Energy Storage Systems: Impacts & Outlook
If you’ve experienced a brownout or a blackout before, then you know an inconvenient fact about power generation—the amount of electricity being generated at any given time doesn’t necessarily match up with demand. By helping to supply energy where and when it is needed, energy storage systems (ESS) perform a vital role in our modern world. Here, we’ll explore what energy storage systems do, why their use is growing, and what we can expect from the energy storage sector in the future.
What are energy storage systems?
By definition, energy storage systems are devices that convert electricity to a storable form of energy, hold it, and release the energy when it is needed. The main types of energy storage in commercial use today are batteries, thermal systems, and mechanical systems, such as pumped hydro storage and flywheels. Batteries are the most familiar of these technologies, and that category alone spans a variety of device designs and chemistries, including lead acid batteries, lithium-ion batteries, and nickel metal hydride batteries, among many others. There are also a number of energy storage technologies still in development but likely to enter into commercial use soon. Notable examples of emerging energy storage technologies include compressed air energy storage and hydrogen storage, among others.
Benefits of energy storage systems
Energy storage systems perform key roles in our power infrastructure by making it possible to meet fluctuations in demand. In so doing, they offer key benefits, including:
- Enhancing reliability. Energy storage systems help to manage peak demand and ensure that grid customers have reliable access to electricity, while minimizing disruptions like blackouts and brownouts. Think of it this way: at times when the amount of electricity being generated is greater than the amount being consumed, an energy storage system can capture the surplus energy. Then, during peak demand periods when energy consumption exceeds production, the ESS can release stored energy back to the grid to make up for any shortfalls. Similarly, energy storage systems can act as backup power sources if energy generation equipment goes offline for any reason, particularly during extreme weather events.
- Supporting renewables. By their very nature, renewable energy sources only produce electricity when conditions are right—solar panels work when the sun is shining, turbines work when the wind is blowing. But demand isn’t just restricted to these periods of active generation. For this reason, suppliers use energy storage systems to manage delivery of the energy produced by renewables, capturing excess energy during periods of generation and releasing it when needed to meet demand. As a result, consumers simply experience a consistent supply of power regardless of weather conditions.

__Problem description__
Answer these questions from the article on energy storage systems, one per line:
1. What are the main types of energy storage in commercial use today?
2. Which two emerging energy storage technologies does the article name as notable examples?
3. According to the article, when do solar panels work?
The material that follows was taken from a separate source.

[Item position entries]
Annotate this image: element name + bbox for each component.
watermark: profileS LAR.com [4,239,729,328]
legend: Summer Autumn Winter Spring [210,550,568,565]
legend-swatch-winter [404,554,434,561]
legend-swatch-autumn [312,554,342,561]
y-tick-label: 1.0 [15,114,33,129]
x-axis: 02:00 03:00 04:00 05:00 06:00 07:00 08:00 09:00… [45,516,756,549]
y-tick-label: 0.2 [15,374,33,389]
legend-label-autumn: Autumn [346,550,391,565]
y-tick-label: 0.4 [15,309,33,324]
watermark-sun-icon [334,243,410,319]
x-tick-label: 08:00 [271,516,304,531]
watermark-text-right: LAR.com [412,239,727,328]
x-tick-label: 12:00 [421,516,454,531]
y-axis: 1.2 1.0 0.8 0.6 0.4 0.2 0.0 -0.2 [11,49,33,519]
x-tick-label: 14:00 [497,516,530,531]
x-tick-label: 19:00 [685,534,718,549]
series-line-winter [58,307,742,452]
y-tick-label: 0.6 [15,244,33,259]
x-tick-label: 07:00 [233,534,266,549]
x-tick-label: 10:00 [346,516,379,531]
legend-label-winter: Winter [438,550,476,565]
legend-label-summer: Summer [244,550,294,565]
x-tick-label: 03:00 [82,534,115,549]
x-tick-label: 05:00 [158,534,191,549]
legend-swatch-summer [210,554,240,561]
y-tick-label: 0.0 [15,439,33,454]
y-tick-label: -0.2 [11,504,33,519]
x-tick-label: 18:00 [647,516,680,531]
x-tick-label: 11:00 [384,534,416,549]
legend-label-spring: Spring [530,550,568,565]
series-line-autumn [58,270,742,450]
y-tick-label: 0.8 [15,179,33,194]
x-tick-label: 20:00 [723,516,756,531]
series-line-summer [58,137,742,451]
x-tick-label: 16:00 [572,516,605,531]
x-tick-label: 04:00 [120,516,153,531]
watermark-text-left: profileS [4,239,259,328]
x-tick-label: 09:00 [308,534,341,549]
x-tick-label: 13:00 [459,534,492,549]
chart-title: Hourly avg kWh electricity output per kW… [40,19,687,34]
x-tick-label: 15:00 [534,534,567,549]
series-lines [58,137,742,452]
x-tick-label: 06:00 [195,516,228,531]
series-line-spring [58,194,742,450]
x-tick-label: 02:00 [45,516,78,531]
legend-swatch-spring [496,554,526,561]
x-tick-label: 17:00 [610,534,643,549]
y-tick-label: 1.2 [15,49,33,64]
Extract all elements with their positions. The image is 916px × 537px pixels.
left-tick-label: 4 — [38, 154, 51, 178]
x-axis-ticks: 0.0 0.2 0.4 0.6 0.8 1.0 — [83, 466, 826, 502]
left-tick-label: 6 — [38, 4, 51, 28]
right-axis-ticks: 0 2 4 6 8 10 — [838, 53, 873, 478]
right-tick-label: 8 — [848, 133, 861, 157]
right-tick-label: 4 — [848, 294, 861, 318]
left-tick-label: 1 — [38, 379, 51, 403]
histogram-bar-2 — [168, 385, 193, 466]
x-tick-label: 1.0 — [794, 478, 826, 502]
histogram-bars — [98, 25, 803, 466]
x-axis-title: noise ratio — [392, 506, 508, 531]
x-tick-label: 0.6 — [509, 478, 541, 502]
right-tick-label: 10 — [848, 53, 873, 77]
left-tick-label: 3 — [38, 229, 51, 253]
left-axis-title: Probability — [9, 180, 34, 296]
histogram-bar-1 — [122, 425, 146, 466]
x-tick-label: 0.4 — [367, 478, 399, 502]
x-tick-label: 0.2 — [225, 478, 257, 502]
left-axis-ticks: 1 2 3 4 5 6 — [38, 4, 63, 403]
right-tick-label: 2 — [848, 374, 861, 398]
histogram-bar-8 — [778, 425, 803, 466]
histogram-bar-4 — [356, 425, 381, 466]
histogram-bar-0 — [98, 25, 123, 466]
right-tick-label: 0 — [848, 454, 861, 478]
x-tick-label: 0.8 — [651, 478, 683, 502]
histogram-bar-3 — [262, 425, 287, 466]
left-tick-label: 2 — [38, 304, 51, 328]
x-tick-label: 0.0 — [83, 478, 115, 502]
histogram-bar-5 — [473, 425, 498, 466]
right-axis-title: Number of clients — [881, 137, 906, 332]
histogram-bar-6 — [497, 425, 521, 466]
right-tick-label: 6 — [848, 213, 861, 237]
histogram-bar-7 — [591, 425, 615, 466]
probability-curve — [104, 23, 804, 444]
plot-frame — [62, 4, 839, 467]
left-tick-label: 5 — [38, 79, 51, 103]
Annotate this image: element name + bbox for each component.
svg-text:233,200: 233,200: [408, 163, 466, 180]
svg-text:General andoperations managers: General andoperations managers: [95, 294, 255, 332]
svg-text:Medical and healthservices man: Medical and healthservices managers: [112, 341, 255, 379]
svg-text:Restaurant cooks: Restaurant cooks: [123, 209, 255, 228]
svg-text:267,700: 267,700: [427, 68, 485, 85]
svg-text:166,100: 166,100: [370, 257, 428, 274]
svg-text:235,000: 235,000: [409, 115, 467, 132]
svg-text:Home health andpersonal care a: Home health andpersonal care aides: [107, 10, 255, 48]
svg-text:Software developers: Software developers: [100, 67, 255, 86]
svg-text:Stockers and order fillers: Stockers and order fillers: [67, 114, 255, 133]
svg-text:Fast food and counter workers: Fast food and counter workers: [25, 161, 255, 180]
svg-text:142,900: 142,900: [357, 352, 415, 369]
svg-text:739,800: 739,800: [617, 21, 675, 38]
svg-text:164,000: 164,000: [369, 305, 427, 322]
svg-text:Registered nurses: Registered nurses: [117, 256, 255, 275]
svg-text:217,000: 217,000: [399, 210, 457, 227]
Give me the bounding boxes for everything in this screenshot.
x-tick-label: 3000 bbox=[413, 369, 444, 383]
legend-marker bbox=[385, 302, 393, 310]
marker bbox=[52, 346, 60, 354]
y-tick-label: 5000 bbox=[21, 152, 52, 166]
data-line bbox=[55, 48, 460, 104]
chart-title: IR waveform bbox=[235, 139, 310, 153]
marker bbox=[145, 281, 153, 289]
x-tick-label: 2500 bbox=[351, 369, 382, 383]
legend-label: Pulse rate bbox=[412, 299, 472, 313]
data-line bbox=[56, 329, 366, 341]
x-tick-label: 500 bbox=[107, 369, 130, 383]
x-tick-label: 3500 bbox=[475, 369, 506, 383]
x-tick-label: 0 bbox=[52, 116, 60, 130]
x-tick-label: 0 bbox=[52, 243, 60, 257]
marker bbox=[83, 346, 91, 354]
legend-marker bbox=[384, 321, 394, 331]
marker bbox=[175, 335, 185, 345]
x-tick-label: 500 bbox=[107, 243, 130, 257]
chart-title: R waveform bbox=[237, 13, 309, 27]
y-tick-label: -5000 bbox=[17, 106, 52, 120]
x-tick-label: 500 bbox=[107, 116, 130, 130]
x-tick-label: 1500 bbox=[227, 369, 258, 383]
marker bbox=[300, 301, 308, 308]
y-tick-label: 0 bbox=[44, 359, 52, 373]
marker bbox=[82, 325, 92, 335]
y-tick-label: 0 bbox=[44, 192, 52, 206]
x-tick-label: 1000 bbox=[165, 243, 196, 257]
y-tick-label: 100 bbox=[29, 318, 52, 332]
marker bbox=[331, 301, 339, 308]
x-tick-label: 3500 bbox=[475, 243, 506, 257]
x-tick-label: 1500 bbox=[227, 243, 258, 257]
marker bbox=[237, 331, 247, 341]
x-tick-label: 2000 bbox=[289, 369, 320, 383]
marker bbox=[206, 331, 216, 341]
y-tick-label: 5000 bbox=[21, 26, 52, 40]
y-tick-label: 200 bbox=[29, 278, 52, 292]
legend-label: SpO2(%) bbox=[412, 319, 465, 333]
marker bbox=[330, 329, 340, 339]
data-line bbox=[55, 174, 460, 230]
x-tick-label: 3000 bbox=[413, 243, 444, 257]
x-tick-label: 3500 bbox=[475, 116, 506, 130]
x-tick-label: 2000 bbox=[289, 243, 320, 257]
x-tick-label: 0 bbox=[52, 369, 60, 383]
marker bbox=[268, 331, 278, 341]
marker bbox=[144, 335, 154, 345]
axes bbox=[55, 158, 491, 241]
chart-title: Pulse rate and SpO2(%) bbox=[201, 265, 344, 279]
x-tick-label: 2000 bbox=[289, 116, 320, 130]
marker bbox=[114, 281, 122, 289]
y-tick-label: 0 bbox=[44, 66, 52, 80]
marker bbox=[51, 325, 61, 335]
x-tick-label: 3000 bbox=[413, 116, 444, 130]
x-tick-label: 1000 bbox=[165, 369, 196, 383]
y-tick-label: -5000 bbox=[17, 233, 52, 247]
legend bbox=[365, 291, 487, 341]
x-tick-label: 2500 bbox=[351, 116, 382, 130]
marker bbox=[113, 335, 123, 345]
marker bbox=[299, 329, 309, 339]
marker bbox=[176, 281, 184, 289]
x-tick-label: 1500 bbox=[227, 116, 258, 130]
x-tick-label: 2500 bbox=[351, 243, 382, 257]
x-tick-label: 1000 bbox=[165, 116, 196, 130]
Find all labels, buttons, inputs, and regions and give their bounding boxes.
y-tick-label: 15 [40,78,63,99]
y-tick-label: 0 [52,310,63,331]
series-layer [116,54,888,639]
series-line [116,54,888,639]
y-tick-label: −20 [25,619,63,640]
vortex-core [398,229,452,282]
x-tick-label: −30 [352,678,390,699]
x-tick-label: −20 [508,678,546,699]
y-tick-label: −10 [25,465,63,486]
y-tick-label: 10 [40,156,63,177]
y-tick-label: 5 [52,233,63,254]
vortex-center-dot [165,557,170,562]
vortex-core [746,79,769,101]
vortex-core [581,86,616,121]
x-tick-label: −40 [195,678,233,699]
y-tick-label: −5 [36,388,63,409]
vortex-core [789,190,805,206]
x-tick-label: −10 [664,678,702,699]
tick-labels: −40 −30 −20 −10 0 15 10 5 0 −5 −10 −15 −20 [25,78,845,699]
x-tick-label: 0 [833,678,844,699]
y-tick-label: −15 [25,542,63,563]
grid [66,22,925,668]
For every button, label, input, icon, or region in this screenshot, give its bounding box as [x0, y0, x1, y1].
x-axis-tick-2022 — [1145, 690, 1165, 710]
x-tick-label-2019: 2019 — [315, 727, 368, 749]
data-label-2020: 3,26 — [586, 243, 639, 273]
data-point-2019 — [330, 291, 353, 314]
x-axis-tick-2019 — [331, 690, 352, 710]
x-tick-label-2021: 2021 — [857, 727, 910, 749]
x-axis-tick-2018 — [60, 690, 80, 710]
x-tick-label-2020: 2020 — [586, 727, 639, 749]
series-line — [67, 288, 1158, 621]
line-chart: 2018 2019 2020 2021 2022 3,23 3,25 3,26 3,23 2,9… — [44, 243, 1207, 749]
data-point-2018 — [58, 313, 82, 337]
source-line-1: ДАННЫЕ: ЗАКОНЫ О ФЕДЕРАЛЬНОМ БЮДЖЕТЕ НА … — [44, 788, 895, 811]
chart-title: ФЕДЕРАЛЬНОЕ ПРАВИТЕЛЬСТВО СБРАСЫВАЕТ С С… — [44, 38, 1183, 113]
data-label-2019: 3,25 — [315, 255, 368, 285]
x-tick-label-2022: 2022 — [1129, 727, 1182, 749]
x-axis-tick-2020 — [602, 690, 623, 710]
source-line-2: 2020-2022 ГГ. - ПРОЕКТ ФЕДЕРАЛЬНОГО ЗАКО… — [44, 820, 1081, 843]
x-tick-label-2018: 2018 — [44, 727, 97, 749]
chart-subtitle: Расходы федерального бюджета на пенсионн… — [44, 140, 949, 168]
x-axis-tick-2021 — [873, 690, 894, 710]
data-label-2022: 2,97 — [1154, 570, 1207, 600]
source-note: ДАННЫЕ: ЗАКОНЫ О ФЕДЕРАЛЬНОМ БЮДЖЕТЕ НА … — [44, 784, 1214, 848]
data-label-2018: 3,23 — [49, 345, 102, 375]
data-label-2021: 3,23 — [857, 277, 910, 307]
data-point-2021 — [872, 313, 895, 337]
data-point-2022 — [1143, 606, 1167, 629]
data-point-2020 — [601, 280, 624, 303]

__Exercise response__
1. Batteries, thermal systems, and mechanical systems, such as pumped hydro storage and flywheels.
2. Compressed air energy storage and hydrogen storage.
3. When the sun is shining.